:: Written task ::
Your task is to extract the lines from the one holding "Decode this image" through the end of the material. Set them down exactly and add nothing.

:: Data listing ::
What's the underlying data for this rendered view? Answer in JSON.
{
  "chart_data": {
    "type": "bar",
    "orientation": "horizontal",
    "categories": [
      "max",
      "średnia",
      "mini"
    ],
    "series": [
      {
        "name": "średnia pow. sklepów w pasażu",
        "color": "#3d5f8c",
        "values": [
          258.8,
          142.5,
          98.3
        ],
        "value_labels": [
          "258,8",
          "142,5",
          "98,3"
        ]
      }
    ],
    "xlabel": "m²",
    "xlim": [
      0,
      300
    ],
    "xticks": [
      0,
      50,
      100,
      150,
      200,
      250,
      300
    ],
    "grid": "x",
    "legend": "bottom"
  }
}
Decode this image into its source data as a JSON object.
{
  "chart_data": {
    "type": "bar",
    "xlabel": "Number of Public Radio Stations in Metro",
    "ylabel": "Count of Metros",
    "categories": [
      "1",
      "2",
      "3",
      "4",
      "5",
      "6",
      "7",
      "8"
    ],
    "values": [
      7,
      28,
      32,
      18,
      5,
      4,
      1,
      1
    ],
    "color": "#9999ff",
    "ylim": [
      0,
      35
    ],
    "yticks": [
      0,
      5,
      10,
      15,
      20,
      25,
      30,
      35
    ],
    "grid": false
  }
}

:: The answer ::
Decode this image into its source data as a JSON object.
{
  "chart_data": {
    "type": "bar",
    "xlabel": "Number of Public Radio Stations in Metro",
    "ylabel": "Count of Metros",
    "categories": [
      "1",
      "2",
      "3",
      "4",
      "5",
      "6",
      "7",
      "8"
    ],
    "values": [
      7,
      28,
      32,
      18,
      5,
      4,
      1,
      1
    ],
    "color": "#9999ff",
    "ylim": [
      0,
      35
    ],
    "yticks": [
      0,
      5,
      10,
      15,
      20,
      25,
      30,
      35
    ],
    "grid": false
  }
}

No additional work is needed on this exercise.